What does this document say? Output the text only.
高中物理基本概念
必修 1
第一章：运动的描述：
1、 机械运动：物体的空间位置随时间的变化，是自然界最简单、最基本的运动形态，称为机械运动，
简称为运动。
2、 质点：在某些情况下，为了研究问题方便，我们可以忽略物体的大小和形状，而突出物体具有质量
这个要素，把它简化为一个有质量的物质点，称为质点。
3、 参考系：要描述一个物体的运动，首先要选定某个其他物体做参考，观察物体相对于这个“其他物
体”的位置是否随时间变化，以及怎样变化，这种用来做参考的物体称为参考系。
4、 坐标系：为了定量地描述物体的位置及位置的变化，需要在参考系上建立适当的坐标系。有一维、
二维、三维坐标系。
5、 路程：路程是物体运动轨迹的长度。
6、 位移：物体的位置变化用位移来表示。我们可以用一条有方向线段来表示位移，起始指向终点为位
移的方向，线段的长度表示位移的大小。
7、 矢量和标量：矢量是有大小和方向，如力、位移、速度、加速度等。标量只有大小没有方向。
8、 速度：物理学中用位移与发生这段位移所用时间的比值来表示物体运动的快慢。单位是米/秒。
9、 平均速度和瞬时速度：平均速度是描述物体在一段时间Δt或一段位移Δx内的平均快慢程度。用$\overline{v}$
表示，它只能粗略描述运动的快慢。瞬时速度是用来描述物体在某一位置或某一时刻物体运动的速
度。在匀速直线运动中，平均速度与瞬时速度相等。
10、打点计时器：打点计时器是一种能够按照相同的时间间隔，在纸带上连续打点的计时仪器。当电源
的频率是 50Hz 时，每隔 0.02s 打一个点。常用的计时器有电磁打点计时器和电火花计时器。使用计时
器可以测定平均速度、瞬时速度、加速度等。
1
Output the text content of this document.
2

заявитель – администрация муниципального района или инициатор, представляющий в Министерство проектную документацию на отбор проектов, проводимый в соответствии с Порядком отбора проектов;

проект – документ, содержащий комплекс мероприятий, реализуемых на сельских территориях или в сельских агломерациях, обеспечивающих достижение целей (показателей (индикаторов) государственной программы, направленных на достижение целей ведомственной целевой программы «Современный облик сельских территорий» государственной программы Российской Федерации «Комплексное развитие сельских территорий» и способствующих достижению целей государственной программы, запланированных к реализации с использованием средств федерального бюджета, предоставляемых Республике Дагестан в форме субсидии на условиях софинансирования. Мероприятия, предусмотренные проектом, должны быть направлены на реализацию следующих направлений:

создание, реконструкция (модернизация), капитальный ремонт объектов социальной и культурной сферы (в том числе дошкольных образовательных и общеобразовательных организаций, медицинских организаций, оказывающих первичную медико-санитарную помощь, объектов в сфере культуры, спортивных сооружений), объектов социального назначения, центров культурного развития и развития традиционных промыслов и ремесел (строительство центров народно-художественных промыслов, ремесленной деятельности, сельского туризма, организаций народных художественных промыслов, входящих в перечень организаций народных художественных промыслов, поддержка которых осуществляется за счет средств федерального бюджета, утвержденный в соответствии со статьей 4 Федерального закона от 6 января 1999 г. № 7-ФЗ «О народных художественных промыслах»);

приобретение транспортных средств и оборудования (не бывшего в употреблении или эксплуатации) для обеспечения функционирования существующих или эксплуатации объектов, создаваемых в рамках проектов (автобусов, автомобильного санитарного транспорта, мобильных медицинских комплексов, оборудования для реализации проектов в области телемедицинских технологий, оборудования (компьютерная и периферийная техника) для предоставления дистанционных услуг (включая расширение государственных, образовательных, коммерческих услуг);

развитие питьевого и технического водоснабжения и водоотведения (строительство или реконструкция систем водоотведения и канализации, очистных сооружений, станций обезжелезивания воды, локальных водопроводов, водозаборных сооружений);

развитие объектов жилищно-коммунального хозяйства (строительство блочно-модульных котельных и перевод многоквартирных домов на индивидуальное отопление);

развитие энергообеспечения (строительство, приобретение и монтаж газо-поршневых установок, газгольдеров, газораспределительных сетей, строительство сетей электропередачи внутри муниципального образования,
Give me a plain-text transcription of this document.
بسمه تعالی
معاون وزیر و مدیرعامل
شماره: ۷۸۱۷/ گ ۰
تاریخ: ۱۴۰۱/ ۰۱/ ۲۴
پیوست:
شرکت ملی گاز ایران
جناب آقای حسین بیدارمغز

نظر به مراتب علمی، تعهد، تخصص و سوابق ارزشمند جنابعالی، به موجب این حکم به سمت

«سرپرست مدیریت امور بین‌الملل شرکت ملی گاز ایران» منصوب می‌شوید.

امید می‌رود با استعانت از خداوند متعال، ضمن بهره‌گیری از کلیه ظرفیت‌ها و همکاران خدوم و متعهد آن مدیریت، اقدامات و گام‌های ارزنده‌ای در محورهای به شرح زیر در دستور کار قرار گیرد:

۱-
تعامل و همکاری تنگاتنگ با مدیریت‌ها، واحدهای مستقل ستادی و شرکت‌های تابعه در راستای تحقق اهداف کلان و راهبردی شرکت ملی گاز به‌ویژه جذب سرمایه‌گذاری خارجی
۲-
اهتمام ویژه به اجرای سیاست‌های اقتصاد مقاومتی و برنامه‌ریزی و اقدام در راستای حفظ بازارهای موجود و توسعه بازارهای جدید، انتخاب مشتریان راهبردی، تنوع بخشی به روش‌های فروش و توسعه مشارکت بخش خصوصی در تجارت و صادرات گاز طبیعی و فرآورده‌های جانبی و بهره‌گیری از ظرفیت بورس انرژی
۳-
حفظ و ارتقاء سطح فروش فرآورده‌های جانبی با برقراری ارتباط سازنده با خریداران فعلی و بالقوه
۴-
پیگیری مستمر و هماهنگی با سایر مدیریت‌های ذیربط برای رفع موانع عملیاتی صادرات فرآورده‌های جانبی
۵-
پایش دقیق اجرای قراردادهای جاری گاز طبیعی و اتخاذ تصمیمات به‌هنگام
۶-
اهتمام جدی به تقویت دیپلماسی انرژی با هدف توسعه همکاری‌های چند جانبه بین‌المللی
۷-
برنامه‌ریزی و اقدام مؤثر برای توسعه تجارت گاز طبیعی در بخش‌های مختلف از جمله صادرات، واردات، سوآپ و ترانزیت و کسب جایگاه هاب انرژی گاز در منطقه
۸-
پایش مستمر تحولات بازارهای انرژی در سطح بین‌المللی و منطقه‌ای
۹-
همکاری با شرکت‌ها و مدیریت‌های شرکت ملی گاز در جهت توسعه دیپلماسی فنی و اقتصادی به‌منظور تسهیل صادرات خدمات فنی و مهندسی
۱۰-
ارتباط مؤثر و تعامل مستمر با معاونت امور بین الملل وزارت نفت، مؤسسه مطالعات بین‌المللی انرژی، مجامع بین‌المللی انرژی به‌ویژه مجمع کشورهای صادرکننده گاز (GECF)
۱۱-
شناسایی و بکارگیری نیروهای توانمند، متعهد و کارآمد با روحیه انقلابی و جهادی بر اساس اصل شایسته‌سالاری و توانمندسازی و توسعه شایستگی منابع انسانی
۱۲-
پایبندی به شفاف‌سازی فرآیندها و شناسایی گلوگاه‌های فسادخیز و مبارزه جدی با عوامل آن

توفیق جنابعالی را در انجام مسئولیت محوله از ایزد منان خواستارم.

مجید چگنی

----

> _Exercise requirements_:
Extract the whole listing, character for character.

> _Task solution_:
What does this document say? Output the text only.
高中物理基本概念
必修 1
第一章：运动的描述：
1、 机械运动：物体的空间位置随时间的变化，是自然界最简单、最基本的运动形态，称为机械运动，
简称为运动。
2、 质点：在某些情况下，为了研究问题方便，我们可以忽略物体的大小和形状，而突出物体具有质量
这个要素，把它简化为一个有质量的物质点，称为质点。
3、 参考系：要描述一个物体的运动，首先要选定某个其他物体做参考，观察物体相对于这个“其他物
体”的位置是否随时间变化，以及怎样变化，这种用来做参考的物体称为参考系。
4、 坐标系：为了定量地描述物体的位置及位置的变化，需要在参考系上建立适当的坐标系。有一维、
二维、三维坐标系。
5、 路程：路程是物体运动轨迹的长度。
6、 位移：物体的位置变化用位移来表示。我们可以用一条有方向线段来表示位移，起始指向终点为位
移的方向，线段的长度表示位移的大小。
7、 矢量和标量：矢量是有大小和方向，如力、位移、速度、加速度等。标量只有大小没有方向。
8、 速度：物理学中用位移与发生这段位移所用时间的比值来表示物体运动的快慢。单位是米/秒。
9、 平均速度和瞬时速度：平均速度是描述物体在一段时间Δt或一段位移Δx内的平均快慢程度。用$\overline{v}$
表示，它只能粗略描述运动的快慢。瞬时速度是用来描述物体在某一位置或某一时刻物体运动的速
度。在匀速直线运动中，平均速度与瞬时速度相等。
10、打点计时器：打点计时器是一种能够按照相同的时间间隔，在纸带上连续打点的计时仪器。当电源
的频率是 50Hz 时，每隔 0.02s 打一个点。常用的计时器有电磁打点计时器和电火花计时器。使用计时
器可以测定平均速度、瞬时速度、加速度等。
1
Output the text content of this document.
2

заявитель – администрация муниципального района или инициатор, представляющий в Министерство проектную документацию на отбор проектов, проводимый в соответствии с Порядком отбора проектов;

проект – документ, содержащий комплекс мероприятий, реализуемых на сельских территориях или в сельских агломерациях, обеспечивающих достижение целей (показателей (индикаторов) государственной программы, направленных на достижение целей ведомственной целевой программы «Современный облик сельских территорий» государственной программы Российской Федерации «Комплексное развитие сельских территорий» и способствующих достижению целей государственной программы, запланированных к реализации с использованием средств федерального бюджета, предоставляемых Республике Дагестан в форме субсидии на условиях софинансирования. Мероприятия, предусмотренные проектом, должны быть направлены на реализацию следующих направлений:

создание, реконструкция (модернизация), капитальный ремонт объектов социальной и культурной сферы (в том числе дошкольных образовательных и общеобразовательных организаций, медицинских организаций, оказывающих первичную медико-санитарную помощь, объектов в сфере культуры, спортивных сооружений), объектов социального назначения, центров культурного развития и развития традиционных промыслов и ремесел (строительство центров народно-художественных промыслов, ремесленной деятельности, сельского туризма, организаций народных художественных промыслов, входящих в перечень организаций народных художественных промыслов, поддержка которых осуществляется за счет средств федерального бюджета, утвержденный в соответствии со статьей 4 Федерального закона от 6 января 1999 г. № 7-ФЗ «О народных художественных промыслах»);

приобретение транспортных средств и оборудования (не бывшего в употреблении или эксплуатации) для обеспечения функционирования существующих или эксплуатации объектов, создаваемых в рамках проектов (автобусов, автомобильного санитарного транспорта, мобильных медицинских комплексов, оборудования для реализации проектов в области телемедицинских технологий, оборудования (компьютерная и периферийная техника) для предоставления дистанционных услуг (включая расширение государственных, образовательных, коммерческих услуг);

развитие питьевого и технического водоснабжения и водоотведения (строительство или реконструкция систем водоотведения и канализации, очистных сооружений, станций обезжелезивания воды, локальных водопроводов, водозаборных сооружений);

развитие объектов жилищно-коммунального хозяйства (строительство блочно-модульных котельных и перевод многоквартирных домов на индивидуальное отопление);

развитие энергообеспечения (строительство, приобретение и монтаж газо-поршневых установок, газгольдеров, газораспределительных сетей, строительство сетей электропередачи внутри муниципального образования,
Give me a plain-text transcription of this document.
بسمه تعالی
معاون وزیر و مدیرعامل
شماره: ۷۸۱۷/ گ ۰
تاریخ: ۱۴۰۱/ ۰۱/ ۲۴
پیوست:
شرکت ملی گاز ایران
جناب آقای حسین بیدارمغز

نظر به مراتب علمی، تعهد، تخصص و سوابق ارزشمند جنابعالی، به موجب این حکم به سمت

«سرپرست مدیریت امور بین‌الملل شرکت ملی گاز ایران» منصوب می‌شوید.

امید می‌رود با استعانت از خداوند متعال، ضمن بهره‌گیری از کلیه ظرفیت‌ها و همکاران خدوم و متعهد آن مدیریت، اقدامات و گام‌های ارزنده‌ای در محورهای به شرح زیر در دستور کار قرار گیرد:

۱-
تعامل و همکاری تنگاتنگ با مدیریت‌ها، واحدهای مستقل ستادی و شرکت‌های تابعه در راستای تحقق اهداف کلان و راهبردی شرکت ملی گاز به‌ویژه جذب سرمایه‌گذاری خارجی
۲-
اهتمام ویژه به اجرای سیاست‌های اقتصاد مقاومتی و برنامه‌ریزی و اقدام در راستای حفظ بازارهای موجود و توسعه بازارهای جدید، انتخاب مشتریان راهبردی، تنوع بخشی به روش‌های فروش و توسعه مشارکت بخش خصوصی در تجارت و صادرات گاز طبیعی و فرآورده‌های جانبی و بهره‌گیری از ظرفیت بورس انرژی
۳-
حفظ و ارتقاء سطح فروش فرآورده‌های جانبی با برقراری ارتباط سازنده با خریداران فعلی و بالقوه
۴-
پیگیری مستمر و هماهنگی با سایر مدیریت‌های ذیربط برای رفع موانع عملیاتی صادرات فرآورده‌های جانبی
۵-
پایش دقیق اجرای قراردادهای جاری گاز طبیعی و اتخاذ تصمیمات به‌هنگام
۶-
اهتمام جدی به تقویت دیپلماسی انرژی با هدف توسعه همکاری‌های چند جانبه بین‌المللی
۷-
برنامه‌ریزی و اقدام مؤثر برای توسعه تجارت گاز طبیعی در بخش‌های مختلف از جمله صادرات، واردات، سوآپ و ترانزیت و کسب جایگاه هاب انرژی گاز در منطقه
۸-
پایش مستمر تحولات بازارهای انرژی در سطح بین‌المللی و منطقه‌ای
۹-
همکاری با شرکت‌ها و مدیریت‌های شرکت ملی گاز در جهت توسعه دیپلماسی فنی و اقتصادی به‌منظور تسهیل صادرات خدمات فنی و مهندسی
۱۰-
ارتباط مؤثر و تعامل مستمر با معاونت امور بین الملل وزارت نفت، مؤسسه مطالعات بین‌المللی انرژی، مجامع بین‌المللی انرژی به‌ویژه مجمع کشورهای صادرکننده گاز (GECF)
۱۱-
شناسایی و بکارگیری نیروهای توانمند، متعهد و کارآمد با روحیه انقلابی و جهادی بر اساس اصل شایسته‌سالاری و توانمندسازی و توسعه شایستگی منابع انسانی
۱۲-
پایبندی به شفاف‌سازی فرآیندها و شناسایی گلوگاه‌های فسادخیز و مبارزه جدی با عوامل آن

توفیق جنابعالی را در انجام مسئولیت محوله از ایزد منان خواستارم.

مجید چگنی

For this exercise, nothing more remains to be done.